> Requirement: Rename "caret-down-icon" to "chevron-down-icon" everywhere in the records below, leaving all other text unchanged.

Annotated region listings:
****
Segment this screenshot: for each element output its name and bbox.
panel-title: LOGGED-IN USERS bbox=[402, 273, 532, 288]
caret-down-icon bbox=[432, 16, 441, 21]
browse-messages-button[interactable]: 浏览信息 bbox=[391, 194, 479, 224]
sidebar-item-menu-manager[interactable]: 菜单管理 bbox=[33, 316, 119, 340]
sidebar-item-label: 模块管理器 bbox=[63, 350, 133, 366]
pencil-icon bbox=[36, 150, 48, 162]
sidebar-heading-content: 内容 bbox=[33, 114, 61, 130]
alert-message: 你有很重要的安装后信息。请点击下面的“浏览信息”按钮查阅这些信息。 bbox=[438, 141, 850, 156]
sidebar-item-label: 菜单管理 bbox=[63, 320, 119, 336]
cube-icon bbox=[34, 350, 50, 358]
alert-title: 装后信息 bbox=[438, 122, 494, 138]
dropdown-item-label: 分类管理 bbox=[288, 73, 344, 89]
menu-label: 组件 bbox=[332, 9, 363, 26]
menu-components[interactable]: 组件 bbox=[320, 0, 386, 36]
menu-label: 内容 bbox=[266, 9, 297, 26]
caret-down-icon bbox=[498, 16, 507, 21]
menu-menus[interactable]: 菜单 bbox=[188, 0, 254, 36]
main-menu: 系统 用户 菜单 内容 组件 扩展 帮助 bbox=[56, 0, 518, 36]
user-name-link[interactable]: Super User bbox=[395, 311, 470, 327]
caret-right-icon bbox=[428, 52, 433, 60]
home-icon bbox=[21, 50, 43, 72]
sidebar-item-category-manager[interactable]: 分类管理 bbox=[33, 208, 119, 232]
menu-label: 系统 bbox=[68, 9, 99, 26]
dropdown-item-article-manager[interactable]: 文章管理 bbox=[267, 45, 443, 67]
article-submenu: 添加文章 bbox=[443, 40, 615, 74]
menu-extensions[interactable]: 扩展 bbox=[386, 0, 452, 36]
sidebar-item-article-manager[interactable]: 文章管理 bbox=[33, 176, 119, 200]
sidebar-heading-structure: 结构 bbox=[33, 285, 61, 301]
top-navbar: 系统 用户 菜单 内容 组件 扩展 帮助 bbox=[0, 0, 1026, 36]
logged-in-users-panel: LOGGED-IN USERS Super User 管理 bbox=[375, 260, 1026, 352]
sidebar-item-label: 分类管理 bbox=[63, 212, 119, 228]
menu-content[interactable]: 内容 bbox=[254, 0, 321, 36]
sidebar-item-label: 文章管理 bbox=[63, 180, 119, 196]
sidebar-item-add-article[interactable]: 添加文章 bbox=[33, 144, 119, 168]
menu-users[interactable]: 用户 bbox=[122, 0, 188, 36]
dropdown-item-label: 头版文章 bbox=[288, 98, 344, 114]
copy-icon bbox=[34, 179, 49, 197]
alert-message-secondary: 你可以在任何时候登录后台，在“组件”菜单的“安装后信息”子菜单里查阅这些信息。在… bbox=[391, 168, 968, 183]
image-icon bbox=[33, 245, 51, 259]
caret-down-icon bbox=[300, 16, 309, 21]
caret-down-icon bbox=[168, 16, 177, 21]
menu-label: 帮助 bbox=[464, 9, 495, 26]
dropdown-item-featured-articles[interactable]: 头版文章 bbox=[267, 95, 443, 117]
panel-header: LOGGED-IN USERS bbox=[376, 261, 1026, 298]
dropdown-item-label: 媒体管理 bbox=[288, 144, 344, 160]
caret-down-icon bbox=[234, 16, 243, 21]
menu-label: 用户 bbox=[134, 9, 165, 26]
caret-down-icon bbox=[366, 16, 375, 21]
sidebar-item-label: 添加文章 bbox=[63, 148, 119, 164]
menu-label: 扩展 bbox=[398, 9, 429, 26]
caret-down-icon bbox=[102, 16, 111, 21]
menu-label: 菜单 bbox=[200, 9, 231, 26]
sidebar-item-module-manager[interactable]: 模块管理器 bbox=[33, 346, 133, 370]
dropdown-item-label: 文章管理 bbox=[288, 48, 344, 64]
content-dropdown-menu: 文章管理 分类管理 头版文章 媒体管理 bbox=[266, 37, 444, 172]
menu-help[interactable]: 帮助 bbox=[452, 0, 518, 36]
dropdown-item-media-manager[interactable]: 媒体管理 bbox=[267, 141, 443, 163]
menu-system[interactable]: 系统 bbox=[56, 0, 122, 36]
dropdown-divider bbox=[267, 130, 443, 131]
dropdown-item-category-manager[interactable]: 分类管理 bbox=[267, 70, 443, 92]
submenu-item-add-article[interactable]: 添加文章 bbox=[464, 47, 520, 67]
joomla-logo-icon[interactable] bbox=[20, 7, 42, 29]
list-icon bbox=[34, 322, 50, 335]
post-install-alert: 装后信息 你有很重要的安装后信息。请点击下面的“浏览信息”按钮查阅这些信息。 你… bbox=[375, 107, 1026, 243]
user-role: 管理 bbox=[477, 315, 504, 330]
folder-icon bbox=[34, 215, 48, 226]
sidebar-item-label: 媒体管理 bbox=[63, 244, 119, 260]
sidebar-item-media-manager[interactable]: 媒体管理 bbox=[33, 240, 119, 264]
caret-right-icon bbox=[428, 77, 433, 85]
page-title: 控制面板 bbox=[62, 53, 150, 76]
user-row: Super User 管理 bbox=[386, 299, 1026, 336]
****
> Solution:
Segment this screenshot: for each element output its name and bbox.
panel-title: LOGGED-IN USERS bbox=[402, 273, 532, 288]
chevron-down-icon bbox=[432, 16, 441, 21]
browse-messages-button[interactable]: 浏览信息 bbox=[391, 194, 479, 224]
sidebar-item-menu-manager[interactable]: 菜单管理 bbox=[33, 316, 119, 340]
sidebar-item-label: 模块管理器 bbox=[63, 350, 133, 366]
pencil-icon bbox=[36, 150, 48, 162]
sidebar-heading-content: 内容 bbox=[33, 114, 61, 130]
alert-message: 你有很重要的安装后信息。请点击下面的“浏览信息”按钮查阅这些信息。 bbox=[438, 141, 850, 156]
sidebar-item-label: 菜单管理 bbox=[63, 320, 119, 336]
cube-icon bbox=[34, 350, 50, 358]
alert-title: 装后信息 bbox=[438, 122, 494, 138]
dropdown-item-label: 分类管理 bbox=[288, 73, 344, 89]
menu-label: 组件 bbox=[332, 9, 363, 26]
menu-components[interactable]: 组件 bbox=[320, 0, 386, 36]
menu-label: 内容 bbox=[266, 9, 297, 26]
chevron-down-icon bbox=[498, 16, 507, 21]
menu-menus[interactable]: 菜单 bbox=[188, 0, 254, 36]
main-menu: 系统 用户 菜单 内容 组件 扩展 帮助 bbox=[56, 0, 518, 36]
user-name-link[interactable]: Super User bbox=[395, 311, 470, 327]
caret-right-icon bbox=[428, 52, 433, 60]
home-icon bbox=[21, 50, 43, 72]
sidebar-item-category-manager[interactable]: 分类管理 bbox=[33, 208, 119, 232]
menu-label: 系统 bbox=[68, 9, 99, 26]
dropdown-item-article-manager[interactable]: 文章管理 bbox=[267, 45, 443, 67]
article-submenu: 添加文章 bbox=[443, 40, 615, 74]
menu-extensions[interactable]: 扩展 bbox=[386, 0, 452, 36]
sidebar-item-article-manager[interactable]: 文章管理 bbox=[33, 176, 119, 200]
sidebar-heading-structure: 结构 bbox=[33, 285, 61, 301]
top-navbar: 系统 用户 菜单 内容 组件 扩展 帮助 bbox=[0, 0, 1026, 36]
logged-in-users-panel: LOGGED-IN USERS Super User 管理 bbox=[375, 260, 1026, 352]
sidebar-item-label: 分类管理 bbox=[63, 212, 119, 228]
menu-content[interactable]: 内容 bbox=[254, 0, 321, 36]
sidebar-item-label: 文章管理 bbox=[63, 180, 119, 196]
sidebar-item-add-article[interactable]: 添加文章 bbox=[33, 144, 119, 168]
menu-users[interactable]: 用户 bbox=[122, 0, 188, 36]
dropdown-item-label: 头版文章 bbox=[288, 98, 344, 114]
copy-icon bbox=[34, 179, 49, 197]
alert-message-secondary: 你可以在任何时候登录后台，在“组件”菜单的“安装后信息”子菜单里查阅这些信息。在… bbox=[391, 168, 968, 183]
image-icon bbox=[33, 245, 51, 259]
chevron-down-icon bbox=[300, 16, 309, 21]
chevron-down-icon bbox=[168, 16, 177, 21]
menu-label: 帮助 bbox=[464, 9, 495, 26]
dropdown-item-featured-articles[interactable]: 头版文章 bbox=[267, 95, 443, 117]
panel-header: LOGGED-IN USERS bbox=[376, 261, 1026, 298]
dropdown-item-label: 媒体管理 bbox=[288, 144, 344, 160]
chevron-down-icon bbox=[234, 16, 243, 21]
menu-label: 用户 bbox=[134, 9, 165, 26]
chevron-down-icon bbox=[366, 16, 375, 21]
sidebar-item-label: 添加文章 bbox=[63, 148, 119, 164]
menu-label: 扩展 bbox=[398, 9, 429, 26]
chevron-down-icon bbox=[102, 16, 111, 21]
menu-label: 菜单 bbox=[200, 9, 231, 26]
sidebar-item-module-manager[interactable]: 模块管理器 bbox=[33, 346, 133, 370]
dropdown-item-label: 文章管理 bbox=[288, 48, 344, 64]
content-dropdown-menu: 文章管理 分类管理 头版文章 媒体管理 bbox=[266, 37, 444, 172]
menu-help[interactable]: 帮助 bbox=[452, 0, 518, 36]
dropdown-item-media-manager[interactable]: 媒体管理 bbox=[267, 141, 443, 163]
menu-system[interactable]: 系统 bbox=[56, 0, 122, 36]
dropdown-divider bbox=[267, 130, 443, 131]
dropdown-item-category-manager[interactable]: 分类管理 bbox=[267, 70, 443, 92]
submenu-item-add-article[interactable]: 添加文章 bbox=[464, 47, 520, 67]
joomla-logo-icon[interactable] bbox=[20, 7, 42, 29]
list-icon bbox=[34, 322, 50, 335]
post-install-alert: 装后信息 你有很重要的安装后信息。请点击下面的“浏览信息”按钮查阅这些信息。 你… bbox=[375, 107, 1026, 243]
user-role: 管理 bbox=[477, 315, 504, 330]
folder-icon bbox=[34, 215, 48, 226]
sidebar-item-label: 媒体管理 bbox=[63, 244, 119, 260]
sidebar-item-media-manager[interactable]: 媒体管理 bbox=[33, 240, 119, 264]
caret-right-icon bbox=[428, 77, 433, 85]
page-title: 控制面板 bbox=[62, 53, 150, 76]
user-row: Super User 管理 bbox=[386, 299, 1026, 336]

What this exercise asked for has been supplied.